BRIEF
Give the material once more, word for word, without any images.
begin EXERCISE INPUTS
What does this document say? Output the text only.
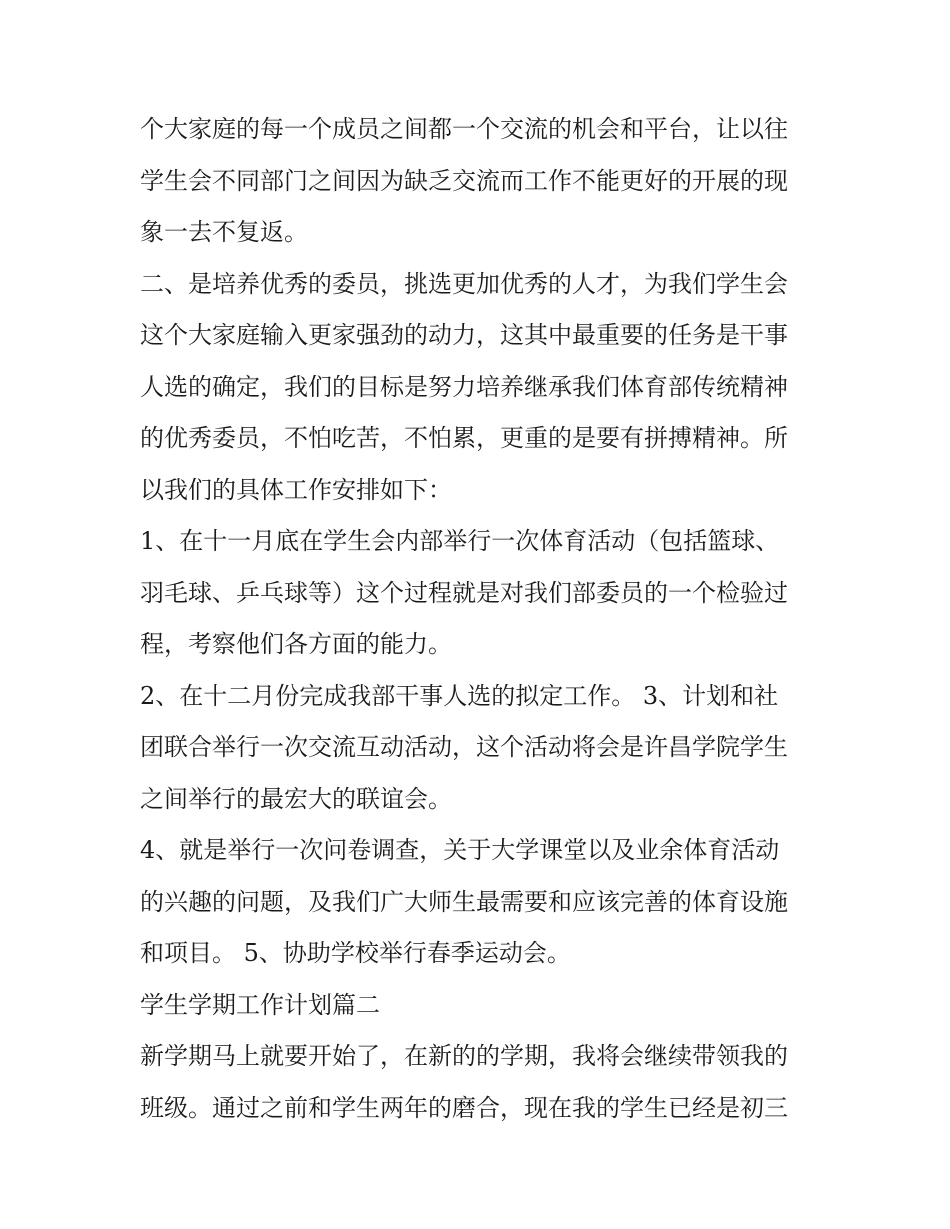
个大家庭的每一个成员之间都一个交流的机会和平台，让以往
学生会不同部门之间因为缺乏交流而工作不能更好的开展的现
象一去不复返。
二、是培养优秀的委员，挑选更加优秀的人才，为我们学生会
这个大家庭输入更家强劲的动力，这其中最重要的任务是干事
人选的确定，我们的目标是努力培养继承我们体育部传统精神
的优秀委员，不怕吃苦，不怕累，更重的是要有拼搏精神。所
以我们的具体工作安排如下：
1、在十一月底在学生会内部举行一次体育活动（包括篮球、
羽毛球、乒乓球等）这个过程就是对我们部委员的一个检验过
程，考察他们各方面的能力。
2、在十二月份完成我部干事人选的拟定工作。 3、计划和社
团联合举行一次交流互动活动，这个活动将会是许昌学院学生
之间举行的最宏大的联谊会。
4、就是举行一次问卷调查，关于大学课堂以及业余体育活动
的兴趣的问题，及我们广大师生最需要和应该完善的体育设施
和项目。 5、协助学校举行春季运动会。
学生学期工作计划篇二
新学期马上就要开始了，在新的的学期，我将会继续带领我的
班级。通过之前和学生两年的磨合，现在我的学生已经是初三
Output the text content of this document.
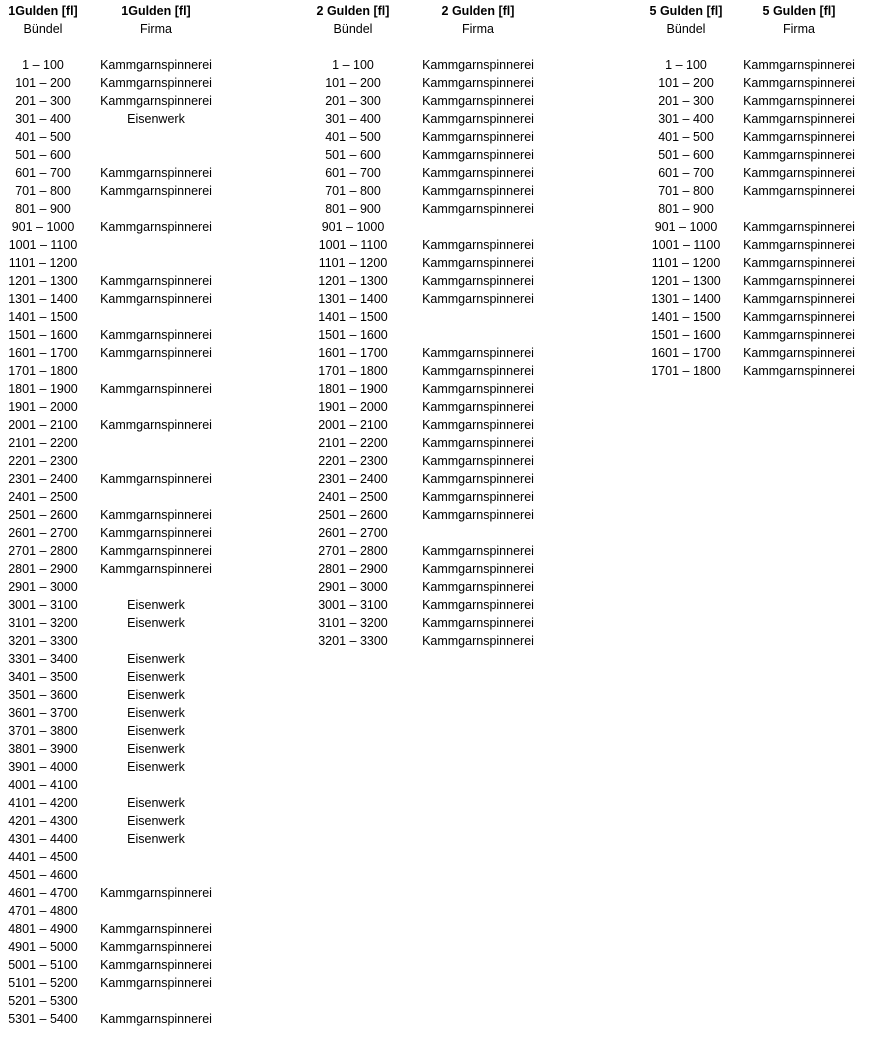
1Gulden [fl]	1Gulden [fl]
Bündel	Firma
1 – 100	Kammgarnspinnerei
101 – 200	Kammgarnspinnerei
201 – 300	Kammgarnspinnerei
301 – 400	Eisenwerk
401 – 500
501 – 600
601 – 700	Kammgarnspinnerei
701 – 800	Kammgarnspinnerei
801 – 900
901 – 1000	Kammgarnspinnerei
1001 – 1100
1101 – 1200
1201 – 1300	Kammgarnspinnerei
1301 – 1400	Kammgarnspinnerei
1401 – 1500
1501 – 1600	Kammgarnspinnerei
1601 – 1700	Kammgarnspinnerei
1701 – 1800
1801 – 1900	Kammgarnspinnerei
1901 – 2000
2001 – 2100	Kammgarnspinnerei
2101 – 2200
2201 – 2300
2301 – 2400	Kammgarnspinnerei
2401 – 2500
2501 – 2600	Kammgarnspinnerei
2601 – 2700	Kammgarnspinnerei
2701 – 2800	Kammgarnspinnerei
2801 – 2900	Kammgarnspinnerei
2901 – 3000
3001 – 3100	Eisenwerk
3101 – 3200	Eisenwerk
3201 – 3300
3301 – 3400	Eisenwerk
3401 – 3500	Eisenwerk
3501 – 3600	Eisenwerk
3601 – 3700	Eisenwerk
3701 – 3800	Eisenwerk
3801 – 3900	Eisenwerk
3901 – 4000	Eisenwerk
4001 – 4100
4101 – 4200	Eisenwerk
4201 – 4300	Eisenwerk
4301 – 4400	Eisenwerk
4401 – 4500
4501 – 4600
4601 – 4700	Kammgarnspinnerei
4701 – 4800
4801 – 4900	Kammgarnspinnerei
4901 – 5000	Kammgarnspinnerei
5001 – 5100	Kammgarnspinnerei
5101 – 5200	Kammgarnspinnerei
5201 – 5300
5301 – 5400	Kammgarnspinnerei
2 Gulden [fl]	2 Gulden [fl]
Bündel	Firma
1 – 100	Kammgarnspinnerei
101 – 200	Kammgarnspinnerei
201 – 300	Kammgarnspinnerei
301 – 400	Kammgarnspinnerei
401 – 500	Kammgarnspinnerei
501 – 600	Kammgarnspinnerei
601 – 700	Kammgarnspinnerei
701 – 800	Kammgarnspinnerei
801 – 900	Kammgarnspinnerei
901 – 1000
1001 – 1100	Kammgarnspinnerei
1101 – 1200	Kammgarnspinnerei
1201 – 1300	Kammgarnspinnerei
1301 – 1400	Kammgarnspinnerei
1401 – 1500
1501 – 1600
1601 – 1700	Kammgarnspinnerei
1701 – 1800	Kammgarnspinnerei
1801 – 1900	Kammgarnspinnerei
1901 – 2000	Kammgarnspinnerei
2001 – 2100	Kammgarnspinnerei
2101 – 2200	Kammgarnspinnerei
2201 – 2300	Kammgarnspinnerei
2301 – 2400	Kammgarnspinnerei
2401 – 2500	Kammgarnspinnerei
2501 – 2600	Kammgarnspinnerei
2601 – 2700
2701 – 2800	Kammgarnspinnerei
2801 – 2900	Kammgarnspinnerei
2901 – 3000	Kammgarnspinnerei
3001 – 3100	Kammgarnspinnerei
3101 – 3200	Kammgarnspinnerei
3201 – 3300	Kammgarnspinnerei
5 Gulden [fl]	5 Gulden [fl]
Bündel	Firma
1 – 100	Kammgarnspinnerei
101 – 200	Kammgarnspinnerei
201 – 300	Kammgarnspinnerei
301 – 400	Kammgarnspinnerei
401 – 500	Kammgarnspinnerei
501 – 600	Kammgarnspinnerei
601 – 700	Kammgarnspinnerei
701 – 800	Kammgarnspinnerei
801 – 900
901 – 1000	Kammgarnspinnerei
1001 – 1100	Kammgarnspinnerei
1101 – 1200	Kammgarnspinnerei
1201 – 1300	Kammgarnspinnerei
1301 – 1400	Kammgarnspinnerei
1401 – 1500	Kammgarnspinnerei
1501 – 1600	Kammgarnspinnerei
1601 – 1700	Kammgarnspinnerei
1701 – 1800	Kammgarnspinnerei
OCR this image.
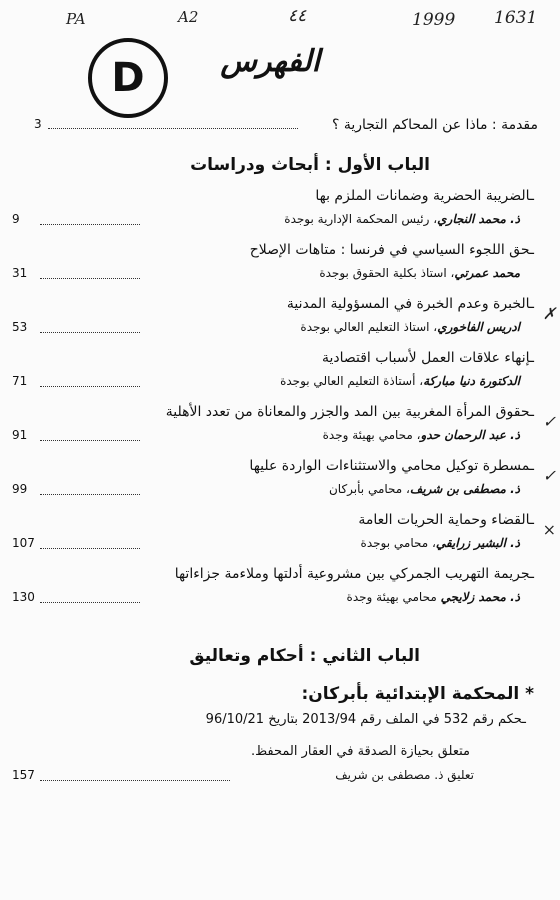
PA	A2	٤٤	1999 1631
D	الفهرس
مقدمة : ماذا عن المحاكم التجارية ؟
3
الباب الأول : أبحاث ودراسات
ـالضريبة الحضرية وضمانات الملزم بها
ذ. محمد النجاري، رئيس المحكمة الإدارية بوجدة
9
ـحق اللجوء السياسي في فرنسا : متاهات الإصلاح
محمد عمرتي، استاذ بكلية الحقوق بوجدة
31
ـالخبرة وعدم الخبرة في المسؤولية المدنية
ادريس الفاخوري، استاذ التعليم العالي بوجدة
53
✗
ـإنهاء علاقات العمل لأسباب اقتصادية
الدكتورة دنيا مباركة، أستاذة التعليم العالي بوجدة
71
ـحقوق المرأة المغربية بين المد والجزر والمعاناة من تعدد الأهلية
ذ. عبد الرحمان حدو، محامي بهيئة وجدة
91
✓
ـمسطرة توكيل محامي والاستثناءات الواردة عليها
ذ. مصطفى بن شريف، محامي بأبركان
99
✓
ـالقضاء وحماية الحريات العامة
ذ. البشير زرايقي، محامي بوجدة
107
×
ـجريمة التهريب الجمركي بين مشروعية أدلتها وملاءمة جزاءاتها
ذ. محمد زلايجي محامي بهيئة وجدة
130
الباب الثاني : أحكام وتعاليق
* المحكمة الإبتدائية بأبركان:
ـحكم رقم 532 في الملف رقم 2013/94 بتاريخ 96/10/21
متعلق بحيازة الصدقة في العقار المحفظ.
تعليق ذ. مصطفى بن شريف
157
end EXERCISE INPUTS
TASK ANSWER
What does this document say? Output the text only.
个大家庭的每一个成员之间都一个交流的机会和平台，让以往
学生会不同部门之间因为缺乏交流而工作不能更好的开展的现
象一去不复返。
二、是培养优秀的委员，挑选更加优秀的人才，为我们学生会
这个大家庭输入更家强劲的动力，这其中最重要的任务是干事
人选的确定，我们的目标是努力培养继承我们体育部传统精神
的优秀委员，不怕吃苦，不怕累，更重的是要有拼搏精神。所
以我们的具体工作安排如下：
1、在十一月底在学生会内部举行一次体育活动（包括篮球、
羽毛球、乒乓球等）这个过程就是对我们部委员的一个检验过
程，考察他们各方面的能力。
2、在十二月份完成我部干事人选的拟定工作。 3、计划和社
团联合举行一次交流互动活动，这个活动将会是许昌学院学生
之间举行的最宏大的联谊会。
4、就是举行一次问卷调查，关于大学课堂以及业余体育活动
的兴趣的问题，及我们广大师生最需要和应该完善的体育设施
和项目。 5、协助学校举行春季运动会。
学生学期工作计划篇二
新学期马上就要开始了，在新的的学期，我将会继续带领我的
班级。通过之前和学生两年的磨合，现在我的学生已经是初三
Output the text content of this document.
1Gulden [fl]	1Gulden [fl]
Bündel	Firma
1 – 100	Kammgarnspinnerei
101 – 200	Kammgarnspinnerei
201 – 300	Kammgarnspinnerei
301 – 400	Eisenwerk
401 – 500
501 – 600
601 – 700	Kammgarnspinnerei
701 – 800	Kammgarnspinnerei
801 – 900
901 – 1000	Kammgarnspinnerei
1001 – 1100
1101 – 1200
1201 – 1300	Kammgarnspinnerei
1301 – 1400	Kammgarnspinnerei
1401 – 1500
1501 – 1600	Kammgarnspinnerei
1601 – 1700	Kammgarnspinnerei
1701 – 1800
1801 – 1900	Kammgarnspinnerei
1901 – 2000
2001 – 2100	Kammgarnspinnerei
2101 – 2200
2201 – 2300
2301 – 2400	Kammgarnspinnerei
2401 – 2500
2501 – 2600	Kammgarnspinnerei
2601 – 2700	Kammgarnspinnerei
2701 – 2800	Kammgarnspinnerei
2801 – 2900	Kammgarnspinnerei
2901 – 3000
3001 – 3100	Eisenwerk
3101 – 3200	Eisenwerk
3201 – 3300
3301 – 3400	Eisenwerk
3401 – 3500	Eisenwerk
3501 – 3600	Eisenwerk
3601 – 3700	Eisenwerk
3701 – 3800	Eisenwerk
3801 – 3900	Eisenwerk
3901 – 4000	Eisenwerk
4001 – 4100
4101 – 4200	Eisenwerk
4201 – 4300	Eisenwerk
4301 – 4400	Eisenwerk
4401 – 4500
4501 – 4600
4601 – 4700	Kammgarnspinnerei
4701 – 4800
4801 – 4900	Kammgarnspinnerei
4901 – 5000	Kammgarnspinnerei
5001 – 5100	Kammgarnspinnerei
5101 – 5200	Kammgarnspinnerei
5201 – 5300
5301 – 5400	Kammgarnspinnerei
2 Gulden [fl]	2 Gulden [fl]
Bündel	Firma
1 – 100	Kammgarnspinnerei
101 – 200	Kammgarnspinnerei
201 – 300	Kammgarnspinnerei
301 – 400	Kammgarnspinnerei
401 – 500	Kammgarnspinnerei
501 – 600	Kammgarnspinnerei
601 – 700	Kammgarnspinnerei
701 – 800	Kammgarnspinnerei
801 – 900	Kammgarnspinnerei
901 – 1000
1001 – 1100	Kammgarnspinnerei
1101 – 1200	Kammgarnspinnerei
1201 – 1300	Kammgarnspinnerei
1301 – 1400	Kammgarnspinnerei
1401 – 1500
1501 – 1600
1601 – 1700	Kammgarnspinnerei
1701 – 1800	Kammgarnspinnerei
1801 – 1900	Kammgarnspinnerei
1901 – 2000	Kammgarnspinnerei
2001 – 2100	Kammgarnspinnerei
2101 – 2200	Kammgarnspinnerei
2201 – 2300	Kammgarnspinnerei
2301 – 2400	Kammgarnspinnerei
2401 – 2500	Kammgarnspinnerei
2501 – 2600	Kammgarnspinnerei
2601 – 2700
2701 – 2800	Kammgarnspinnerei
2801 – 2900	Kammgarnspinnerei
2901 – 3000	Kammgarnspinnerei
3001 – 3100	Kammgarnspinnerei
3101 – 3200	Kammgarnspinnerei
3201 – 3300	Kammgarnspinnerei
5 Gulden [fl]	5 Gulden [fl]
Bündel	Firma
1 – 100	Kammgarnspinnerei
101 – 200	Kammgarnspinnerei
201 – 300	Kammgarnspinnerei
301 – 400	Kammgarnspinnerei
401 – 500	Kammgarnspinnerei
501 – 600	Kammgarnspinnerei
601 – 700	Kammgarnspinnerei
701 – 800	Kammgarnspinnerei
801 – 900
901 – 1000	Kammgarnspinnerei
1001 – 1100	Kammgarnspinnerei
1101 – 1200	Kammgarnspinnerei
1201 – 1300	Kammgarnspinnerei
1301 – 1400	Kammgarnspinnerei
1401 – 1500	Kammgarnspinnerei
1501 – 1600	Kammgarnspinnerei
1601 – 1700	Kammgarnspinnerei
1701 – 1800	Kammgarnspinnerei
OCR this image.
PA	A2	٤٤	1999 1631
D	الفهرس
مقدمة : ماذا عن المحاكم التجارية ؟
3
الباب الأول : أبحاث ودراسات
ـالضريبة الحضرية وضمانات الملزم بها
ذ. محمد النجاري، رئيس المحكمة الإدارية بوجدة
9
ـحق اللجوء السياسي في فرنسا : متاهات الإصلاح
محمد عمرتي، استاذ بكلية الحقوق بوجدة
31
ـالخبرة وعدم الخبرة في المسؤولية المدنية
ادريس الفاخوري، استاذ التعليم العالي بوجدة
53
✗
ـإنهاء علاقات العمل لأسباب اقتصادية
الدكتورة دنيا مباركة، أستاذة التعليم العالي بوجدة
71
ـحقوق المرأة المغربية بين المد والجزر والمعاناة من تعدد الأهلية
ذ. عبد الرحمان حدو، محامي بهيئة وجدة
91
✓
ـمسطرة توكيل محامي والاستثناءات الواردة عليها
ذ. مصطفى بن شريف، محامي بأبركان
99
✓
ـالقضاء وحماية الحريات العامة
ذ. البشير زرايقي، محامي بوجدة
107
×
ـجريمة التهريب الجمركي بين مشروعية أدلتها وملاءمة جزاءاتها
ذ. محمد زلايجي محامي بهيئة وجدة
130
الباب الثاني : أحكام وتعاليق
* المحكمة الإبتدائية بأبركان:
ـحكم رقم 532 في الملف رقم 2013/94 بتاريخ 96/10/21
متعلق بحيازة الصدقة في العقار المحفظ.
تعليق ذ. مصطفى بن شريف
157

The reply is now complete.